▶ [Exercise objective]: Lines that include the word "than" are the ones to copy.

/---

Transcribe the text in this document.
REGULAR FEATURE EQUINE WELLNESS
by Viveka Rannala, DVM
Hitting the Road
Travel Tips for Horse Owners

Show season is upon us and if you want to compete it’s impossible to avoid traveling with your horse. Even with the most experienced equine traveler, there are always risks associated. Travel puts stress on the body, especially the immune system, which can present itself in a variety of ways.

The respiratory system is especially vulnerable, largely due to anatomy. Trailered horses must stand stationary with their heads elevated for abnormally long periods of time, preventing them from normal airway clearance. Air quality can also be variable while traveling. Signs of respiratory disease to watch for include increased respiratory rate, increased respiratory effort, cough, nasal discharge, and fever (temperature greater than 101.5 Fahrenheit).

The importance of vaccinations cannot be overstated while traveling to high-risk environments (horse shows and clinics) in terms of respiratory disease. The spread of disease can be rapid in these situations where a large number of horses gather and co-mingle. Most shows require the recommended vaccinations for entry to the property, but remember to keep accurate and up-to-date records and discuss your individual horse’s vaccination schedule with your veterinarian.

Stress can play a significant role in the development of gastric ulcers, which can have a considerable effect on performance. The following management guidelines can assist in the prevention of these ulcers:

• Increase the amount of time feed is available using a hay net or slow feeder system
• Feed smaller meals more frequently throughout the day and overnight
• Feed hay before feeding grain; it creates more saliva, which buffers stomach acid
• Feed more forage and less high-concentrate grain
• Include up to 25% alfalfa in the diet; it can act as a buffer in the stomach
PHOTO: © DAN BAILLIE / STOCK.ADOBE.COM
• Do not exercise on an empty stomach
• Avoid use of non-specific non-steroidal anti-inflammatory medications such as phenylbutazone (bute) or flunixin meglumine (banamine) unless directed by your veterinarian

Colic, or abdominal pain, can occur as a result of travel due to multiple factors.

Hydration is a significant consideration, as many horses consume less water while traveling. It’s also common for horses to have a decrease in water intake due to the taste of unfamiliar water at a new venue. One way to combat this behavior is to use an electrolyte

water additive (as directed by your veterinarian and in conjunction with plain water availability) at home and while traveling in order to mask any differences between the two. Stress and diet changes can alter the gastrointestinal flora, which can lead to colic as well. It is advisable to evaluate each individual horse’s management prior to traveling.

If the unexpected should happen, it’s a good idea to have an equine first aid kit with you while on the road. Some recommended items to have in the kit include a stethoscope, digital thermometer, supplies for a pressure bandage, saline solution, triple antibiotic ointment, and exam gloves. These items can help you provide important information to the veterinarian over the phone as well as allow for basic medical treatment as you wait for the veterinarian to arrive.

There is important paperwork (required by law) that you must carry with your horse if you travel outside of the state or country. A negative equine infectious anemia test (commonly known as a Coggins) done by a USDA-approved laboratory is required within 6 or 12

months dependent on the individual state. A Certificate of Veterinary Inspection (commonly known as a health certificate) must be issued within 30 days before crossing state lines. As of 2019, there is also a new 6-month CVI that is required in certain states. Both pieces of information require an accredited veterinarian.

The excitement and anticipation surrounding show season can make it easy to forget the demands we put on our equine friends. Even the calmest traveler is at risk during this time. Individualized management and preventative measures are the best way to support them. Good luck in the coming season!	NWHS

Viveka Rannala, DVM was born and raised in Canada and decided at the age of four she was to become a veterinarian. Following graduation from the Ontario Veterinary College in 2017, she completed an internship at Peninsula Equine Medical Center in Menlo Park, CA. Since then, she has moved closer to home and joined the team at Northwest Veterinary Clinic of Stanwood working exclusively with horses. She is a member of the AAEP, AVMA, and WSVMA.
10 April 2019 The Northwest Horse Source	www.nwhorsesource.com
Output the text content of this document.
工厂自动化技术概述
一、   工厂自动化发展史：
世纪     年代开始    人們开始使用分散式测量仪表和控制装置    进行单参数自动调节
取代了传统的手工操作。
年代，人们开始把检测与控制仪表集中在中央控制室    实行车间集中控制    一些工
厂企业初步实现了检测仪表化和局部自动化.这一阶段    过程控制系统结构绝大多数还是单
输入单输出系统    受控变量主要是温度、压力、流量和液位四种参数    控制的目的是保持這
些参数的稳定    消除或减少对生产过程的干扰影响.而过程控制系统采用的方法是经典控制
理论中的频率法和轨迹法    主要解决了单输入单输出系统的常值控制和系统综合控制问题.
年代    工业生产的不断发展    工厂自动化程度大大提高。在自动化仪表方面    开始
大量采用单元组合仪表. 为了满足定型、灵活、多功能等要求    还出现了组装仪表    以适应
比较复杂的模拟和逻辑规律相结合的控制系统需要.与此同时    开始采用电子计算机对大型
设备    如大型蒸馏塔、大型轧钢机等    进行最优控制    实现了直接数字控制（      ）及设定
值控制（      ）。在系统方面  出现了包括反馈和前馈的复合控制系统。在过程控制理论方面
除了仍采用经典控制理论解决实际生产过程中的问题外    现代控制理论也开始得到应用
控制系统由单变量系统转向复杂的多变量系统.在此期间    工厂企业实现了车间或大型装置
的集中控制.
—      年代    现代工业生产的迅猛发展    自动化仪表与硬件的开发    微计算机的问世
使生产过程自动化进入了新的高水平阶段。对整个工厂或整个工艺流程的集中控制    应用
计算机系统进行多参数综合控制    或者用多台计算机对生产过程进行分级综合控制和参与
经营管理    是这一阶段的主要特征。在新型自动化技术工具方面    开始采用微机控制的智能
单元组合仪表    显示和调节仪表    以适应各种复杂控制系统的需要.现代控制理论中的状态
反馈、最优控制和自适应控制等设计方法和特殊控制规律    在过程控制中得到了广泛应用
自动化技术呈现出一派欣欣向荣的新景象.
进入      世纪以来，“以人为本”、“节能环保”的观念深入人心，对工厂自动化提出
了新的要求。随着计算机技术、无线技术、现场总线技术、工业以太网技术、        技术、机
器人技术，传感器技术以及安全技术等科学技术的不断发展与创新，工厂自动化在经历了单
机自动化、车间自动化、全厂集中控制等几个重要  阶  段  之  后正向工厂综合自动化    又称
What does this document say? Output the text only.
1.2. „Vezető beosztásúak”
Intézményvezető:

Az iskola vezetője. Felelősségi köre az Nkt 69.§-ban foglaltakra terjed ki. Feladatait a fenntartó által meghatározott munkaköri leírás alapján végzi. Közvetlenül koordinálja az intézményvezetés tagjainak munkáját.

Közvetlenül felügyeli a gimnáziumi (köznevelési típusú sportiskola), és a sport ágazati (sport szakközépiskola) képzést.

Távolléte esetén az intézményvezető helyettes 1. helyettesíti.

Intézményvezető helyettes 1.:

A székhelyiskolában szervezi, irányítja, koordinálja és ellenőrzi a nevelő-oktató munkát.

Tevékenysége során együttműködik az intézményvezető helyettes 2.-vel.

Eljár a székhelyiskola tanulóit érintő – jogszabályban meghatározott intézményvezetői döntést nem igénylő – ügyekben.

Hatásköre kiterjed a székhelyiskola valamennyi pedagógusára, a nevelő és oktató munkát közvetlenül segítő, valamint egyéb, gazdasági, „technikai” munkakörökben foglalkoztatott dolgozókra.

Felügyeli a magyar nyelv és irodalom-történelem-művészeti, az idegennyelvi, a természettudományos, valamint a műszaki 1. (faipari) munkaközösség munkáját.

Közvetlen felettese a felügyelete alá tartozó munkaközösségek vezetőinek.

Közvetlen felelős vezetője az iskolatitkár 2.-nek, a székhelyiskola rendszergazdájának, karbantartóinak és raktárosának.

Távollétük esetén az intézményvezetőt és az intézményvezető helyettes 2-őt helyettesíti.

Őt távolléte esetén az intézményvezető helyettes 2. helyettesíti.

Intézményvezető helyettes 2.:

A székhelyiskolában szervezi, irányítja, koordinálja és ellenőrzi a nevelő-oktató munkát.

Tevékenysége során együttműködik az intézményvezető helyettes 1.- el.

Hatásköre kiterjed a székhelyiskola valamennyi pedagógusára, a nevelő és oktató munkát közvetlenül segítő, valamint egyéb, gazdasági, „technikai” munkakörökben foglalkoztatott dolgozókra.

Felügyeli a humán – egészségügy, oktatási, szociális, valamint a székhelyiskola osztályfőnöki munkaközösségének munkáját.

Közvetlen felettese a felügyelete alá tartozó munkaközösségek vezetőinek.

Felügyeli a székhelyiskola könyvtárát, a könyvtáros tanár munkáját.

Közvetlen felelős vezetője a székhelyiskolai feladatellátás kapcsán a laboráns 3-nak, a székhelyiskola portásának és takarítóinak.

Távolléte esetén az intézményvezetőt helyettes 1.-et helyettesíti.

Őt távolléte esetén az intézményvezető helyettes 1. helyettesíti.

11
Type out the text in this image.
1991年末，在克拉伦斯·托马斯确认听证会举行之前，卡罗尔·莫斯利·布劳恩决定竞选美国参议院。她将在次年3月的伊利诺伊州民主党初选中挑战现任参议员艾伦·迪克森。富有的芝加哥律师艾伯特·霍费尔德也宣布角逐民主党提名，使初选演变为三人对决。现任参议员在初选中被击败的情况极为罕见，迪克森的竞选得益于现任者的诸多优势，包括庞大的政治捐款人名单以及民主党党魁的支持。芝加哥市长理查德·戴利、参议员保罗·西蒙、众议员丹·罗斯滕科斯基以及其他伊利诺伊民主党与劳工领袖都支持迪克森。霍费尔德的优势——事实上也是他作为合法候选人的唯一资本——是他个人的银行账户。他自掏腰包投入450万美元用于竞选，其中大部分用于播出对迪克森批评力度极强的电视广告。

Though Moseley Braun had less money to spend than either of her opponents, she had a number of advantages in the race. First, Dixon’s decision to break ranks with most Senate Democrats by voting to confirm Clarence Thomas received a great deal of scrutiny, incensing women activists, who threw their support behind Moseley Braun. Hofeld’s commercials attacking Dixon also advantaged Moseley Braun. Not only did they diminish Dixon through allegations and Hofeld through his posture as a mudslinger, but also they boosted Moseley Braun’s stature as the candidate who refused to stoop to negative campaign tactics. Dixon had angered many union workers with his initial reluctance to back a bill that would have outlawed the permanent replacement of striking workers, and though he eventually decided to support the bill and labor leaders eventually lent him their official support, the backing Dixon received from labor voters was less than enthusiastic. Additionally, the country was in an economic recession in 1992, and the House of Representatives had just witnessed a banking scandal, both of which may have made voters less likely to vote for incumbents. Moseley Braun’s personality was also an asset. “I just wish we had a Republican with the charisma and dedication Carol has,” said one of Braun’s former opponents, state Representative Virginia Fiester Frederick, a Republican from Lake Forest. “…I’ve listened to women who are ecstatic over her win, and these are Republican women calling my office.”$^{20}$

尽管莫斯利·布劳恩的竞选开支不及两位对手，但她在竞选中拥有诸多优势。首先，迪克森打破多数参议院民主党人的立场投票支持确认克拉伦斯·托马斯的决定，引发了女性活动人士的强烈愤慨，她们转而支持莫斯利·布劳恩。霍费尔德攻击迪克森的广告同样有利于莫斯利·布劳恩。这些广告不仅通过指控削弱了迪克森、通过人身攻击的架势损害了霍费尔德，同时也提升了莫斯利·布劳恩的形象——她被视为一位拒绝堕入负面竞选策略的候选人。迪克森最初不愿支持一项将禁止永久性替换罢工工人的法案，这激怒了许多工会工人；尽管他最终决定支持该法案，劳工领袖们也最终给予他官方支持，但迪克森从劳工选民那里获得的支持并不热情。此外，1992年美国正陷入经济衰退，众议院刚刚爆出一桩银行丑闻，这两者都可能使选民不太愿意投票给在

\---

▶ [Solved exercise]:
The respiratory system is especially vulnerable, largely due to anatomy. Trailered horses must stand stationary with their heads elevated for abnormally long periods of time, preventing them from normal airway clearance. Air quality can also be variable while traveling. Signs of respiratory disease to watch for include increased respiratory rate, increased respiratory effort, cough, nasal discharge, and fever (temperature greater than 101.5 Fahrenheit).
Though Moseley Braun had less money to spend than either of her opponents, she had a number of advantages in the race. First, Dixon’s decision to break ranks with most Senate Democrats by voting to confirm Clarence Thomas received a great deal of scrutiny, incensing women activists, who threw their support behind Moseley Braun. Hofeld’s commercials attacking Dixon also advantaged Moseley Braun. Not only did they diminish Dixon through allegations and Hofeld through his posture as a mudslinger, but also they boosted Moseley Braun’s stature as the candidate who refused to stoop to negative campaign tactics. Dixon had angered many union workers with his initial reluctance to back a bill that would have outlawed the permanent replacement of striking workers, and though he eventually decided to support the bill and labor leaders eventually lent him their official support, the backing Dixon received from labor voters was less than enthusiastic. Additionally, the country was in an economic recession in 1992, and the House of Representatives had just witnessed a banking scandal, both of which may have made voters less likely to vote for incumbents. Moseley Braun’s personality was also an asset. “I just wish we had a Republican with the charisma and dedication Carol has,” said one of Braun’s former opponents, state Representative Virginia Fiester Frederick, a Republican from Lake Forest. “…I’ve listened to women who are ecstatic over her win, and these are Republican women calling my office.”$^{20}$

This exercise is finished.